_DO THIS_: The records underneath are to be repeated exactly, with the pictures left out.
┄┄┄┄┄┄┄┄┄┄┄┄┄┄┄┄┄┄┄┄
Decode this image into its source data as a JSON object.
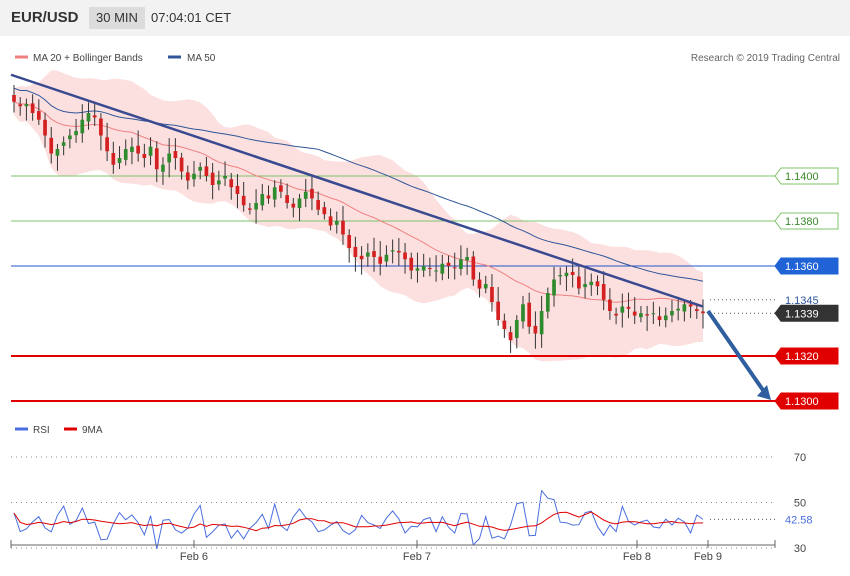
{
  "header": {
    "symbol": "EUR/USD",
    "timeframe": "30 MIN",
    "time": "07:04:01 CET"
  },
  "legend": {
    "items": [
      {
        "name": "MA 20 + Bollinger Bands",
        "color": "#f08080"
      },
      {
        "name": "MA 50",
        "color": "#2f5597"
      }
    ],
    "credit": "Research © 2019 Trading Central"
  },
  "colors": {
    "bullish": "#2e8b2e",
    "bearish": "#d42020",
    "support": "#e00000",
    "resistance": "#7cc46a",
    "current": "#333333",
    "trend": "#3a4a90",
    "forecast_arrow": "#2f5f9f"
  },
  "chart_data": [
    {
      "type": "candlestick",
      "title": "EUR/USD 30 MIN",
      "x_ticks": [
        "Feb 6",
        "Feb 7",
        "Feb 8",
        "Feb 9"
      ],
      "ylim": [
        1.1295,
        1.147
      ],
      "price_levels": [
        {
          "label": "1.1400",
          "value": 1.14,
          "kind": "resistance"
        },
        {
          "label": "1.1380",
          "value": 1.138,
          "kind": "resistance"
        },
        {
          "label": "1.1360",
          "value": 1.136,
          "kind": "pivot"
        },
        {
          "label": "1.1345",
          "value": 1.1345,
          "kind": "ma50"
        },
        {
          "label": "1.1339",
          "value": 1.1339,
          "kind": "last"
        },
        {
          "label": "1.1320",
          "value": 1.132,
          "kind": "support"
        },
        {
          "label": "1.1300",
          "value": 1.13,
          "kind": "support"
        }
      ],
      "trendline": {
        "from_value": 1.1445,
        "to_value": 1.1342
      },
      "forecast_arrow": {
        "from_value": 1.134,
        "to_value": 1.13
      },
      "close_path": [
        1.1433,
        1.1431,
        1.1432,
        1.1428,
        1.1425,
        1.1418,
        1.141,
        1.1412,
        1.1415,
        1.1418,
        1.142,
        1.1425,
        1.1428,
        1.1426,
        1.1418,
        1.1411,
        1.1405,
        1.1408,
        1.1412,
        1.1413,
        1.141,
        1.1408,
        1.1413,
        1.1403,
        1.1405,
        1.141,
        1.1408,
        1.1402,
        1.1398,
        1.1401,
        1.1404,
        1.14,
        1.1396,
        1.1398,
        1.14,
        1.1395,
        1.1392,
        1.1387,
        1.1385,
        1.1388,
        1.1392,
        1.139,
        1.1395,
        1.1393,
        1.1388,
        1.1386,
        1.139,
        1.1393,
        1.139,
        1.1385,
        1.1383,
        1.1378,
        1.138,
        1.1374,
        1.1368,
        1.1364,
        1.1363,
        1.1366,
        1.1364,
        1.1361,
        1.1365,
        1.1367,
        1.1366,
        1.1363,
        1.1358,
        1.1359,
        1.136,
        1.1359,
        1.1358,
        1.1361,
        1.136,
        1.1359,
        1.1363,
        1.1364,
        1.1354,
        1.135,
        1.1352,
        1.1344,
        1.1336,
        1.1332,
        1.1327,
        1.1336,
        1.1343,
        1.1333,
        1.133,
        1.134,
        1.1348,
        1.1354,
        1.1356,
        1.1357,
        1.1356,
        1.135,
        1.1352,
        1.1353,
        1.1351,
        1.1345,
        1.134,
        1.1338,
        1.1342,
        1.1341,
        1.1338,
        1.1339,
        1.1338,
        1.1339,
        1.1336,
        1.1338,
        1.134,
        1.1341,
        1.1343,
        1.1342,
        1.134,
        1.1339
      ]
    },
    {
      "type": "line",
      "title": "RSI",
      "series": [
        {
          "name": "RSI",
          "color": "#4a6ee0",
          "last_value": 42.58
        },
        {
          "name": "9MA",
          "color": "#e00000"
        }
      ],
      "y_ticks": [
        "70",
        "50",
        "30"
      ],
      "ylim": [
        20,
        80
      ],
      "last_label": "42.58"
    }
  ]
}
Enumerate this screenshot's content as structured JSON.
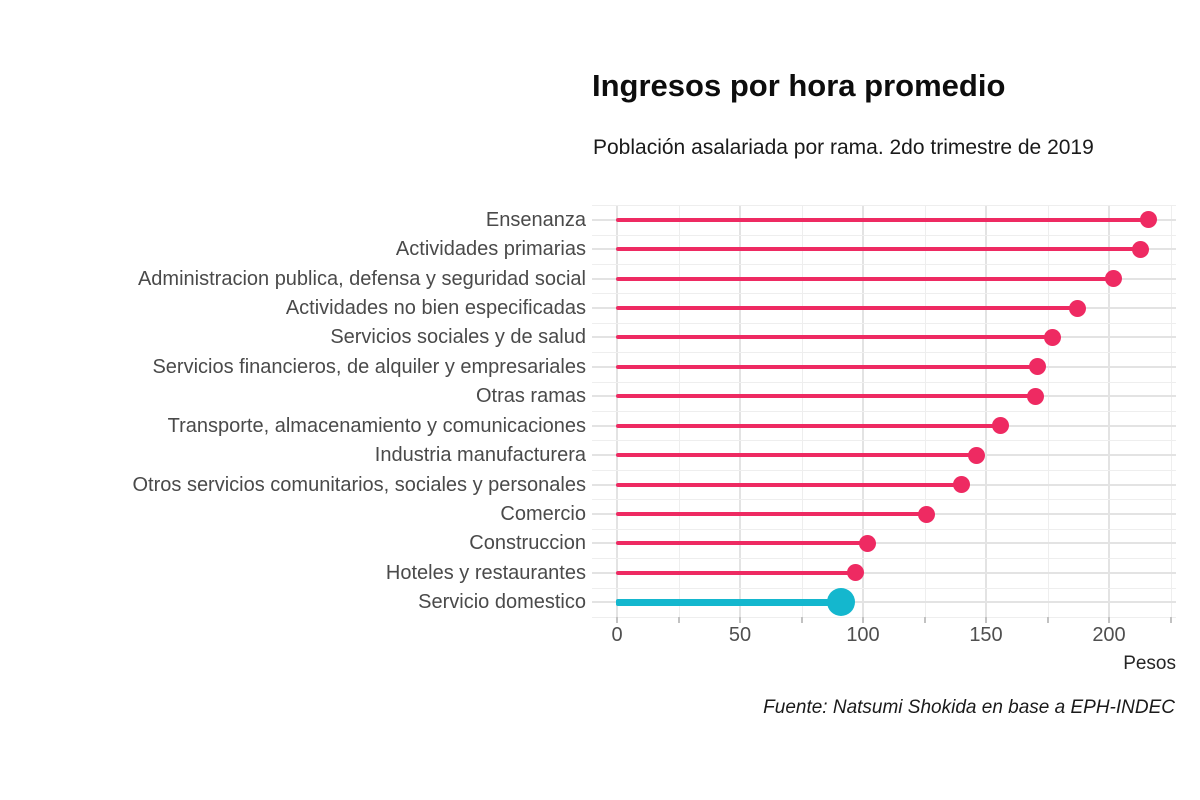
┄┄┄┄┄┄┄┄┄┄┄┄┄┄┄┄┄┄┄┄
_FINISHED EXERCISE_:
Decode this image into its source data as a JSON object.
{
  "header": {
    "symbol": "EUR/USD",
    "timeframe": "30 MIN",
    "time": "07:04:01 CET"
  },
  "legend": {
    "items": [
      {
        "name": "MA 20 + Bollinger Bands",
        "color": "#f08080"
      },
      {
        "name": "MA 50",
        "color": "#2f5597"
      }
    ],
    "credit": "Research © 2019 Trading Central"
  },
  "colors": {
    "bullish": "#2e8b2e",
    "bearish": "#d42020",
    "support": "#e00000",
    "resistance": "#7cc46a",
    "current": "#333333",
    "trend": "#3a4a90",
    "forecast_arrow": "#2f5f9f"
  },
  "chart_data": [
    {
      "type": "candlestick",
      "title": "EUR/USD 30 MIN",
      "x_ticks": [
        "Feb 6",
        "Feb 7",
        "Feb 8",
        "Feb 9"
      ],
      "ylim": [
        1.1295,
        1.147
      ],
      "price_levels": [
        {
          "label": "1.1400",
          "value": 1.14,
          "kind": "resistance"
        },
        {
          "label": "1.1380",
          "value": 1.138,
          "kind": "resistance"
        },
        {
          "label": "1.1360",
          "value": 1.136,
          "kind": "pivot"
        },
        {
          "label": "1.1345",
          "value": 1.1345,
          "kind": "ma50"
        },
        {
          "label": "1.1339",
          "value": 1.1339,
          "kind": "last"
        },
        {
          "label": "1.1320",
          "value": 1.132,
          "kind": "support"
        },
        {
          "label": "1.1300",
          "value": 1.13,
          "kind": "support"
        }
      ],
      "trendline": {
        "from_value": 1.1445,
        "to_value": 1.1342
      },
      "forecast_arrow": {
        "from_value": 1.134,
        "to_value": 1.13
      },
      "close_path": [
        1.1433,
        1.1431,
        1.1432,
        1.1428,
        1.1425,
        1.1418,
        1.141,
        1.1412,
        1.1415,
        1.1418,
        1.142,
        1.1425,
        1.1428,
        1.1426,
        1.1418,
        1.1411,
        1.1405,
        1.1408,
        1.1412,
        1.1413,
        1.141,
        1.1408,
        1.1413,
        1.1403,
        1.1405,
        1.141,
        1.1408,
        1.1402,
        1.1398,
        1.1401,
        1.1404,
        1.14,
        1.1396,
        1.1398,
        1.14,
        1.1395,
        1.1392,
        1.1387,
        1.1385,
        1.1388,
        1.1392,
        1.139,
        1.1395,
        1.1393,
        1.1388,
        1.1386,
        1.139,
        1.1393,
        1.139,
        1.1385,
        1.1383,
        1.1378,
        1.138,
        1.1374,
        1.1368,
        1.1364,
        1.1363,
        1.1366,
        1.1364,
        1.1361,
        1.1365,
        1.1367,
        1.1366,
        1.1363,
        1.1358,
        1.1359,
        1.136,
        1.1359,
        1.1358,
        1.1361,
        1.136,
        1.1359,
        1.1363,
        1.1364,
        1.1354,
        1.135,
        1.1352,
        1.1344,
        1.1336,
        1.1332,
        1.1327,
        1.1336,
        1.1343,
        1.1333,
        1.133,
        1.134,
        1.1348,
        1.1354,
        1.1356,
        1.1357,
        1.1356,
        1.135,
        1.1352,
        1.1353,
        1.1351,
        1.1345,
        1.134,
        1.1338,
        1.1342,
        1.1341,
        1.1338,
        1.1339,
        1.1338,
        1.1339,
        1.1336,
        1.1338,
        1.134,
        1.1341,
        1.1343,
        1.1342,
        1.134,
        1.1339
      ]
    },
    {
      "type": "line",
      "title": "RSI",
      "series": [
        {
          "name": "RSI",
          "color": "#4a6ee0",
          "last_value": 42.58
        },
        {
          "name": "9MA",
          "color": "#e00000"
        }
      ],
      "y_ticks": [
        "70",
        "50",
        "30"
      ],
      "ylim": [
        20,
        80
      ],
      "last_label": "42.58"
    }
  ]
}
Enumerate this screenshot's content as structured JSON.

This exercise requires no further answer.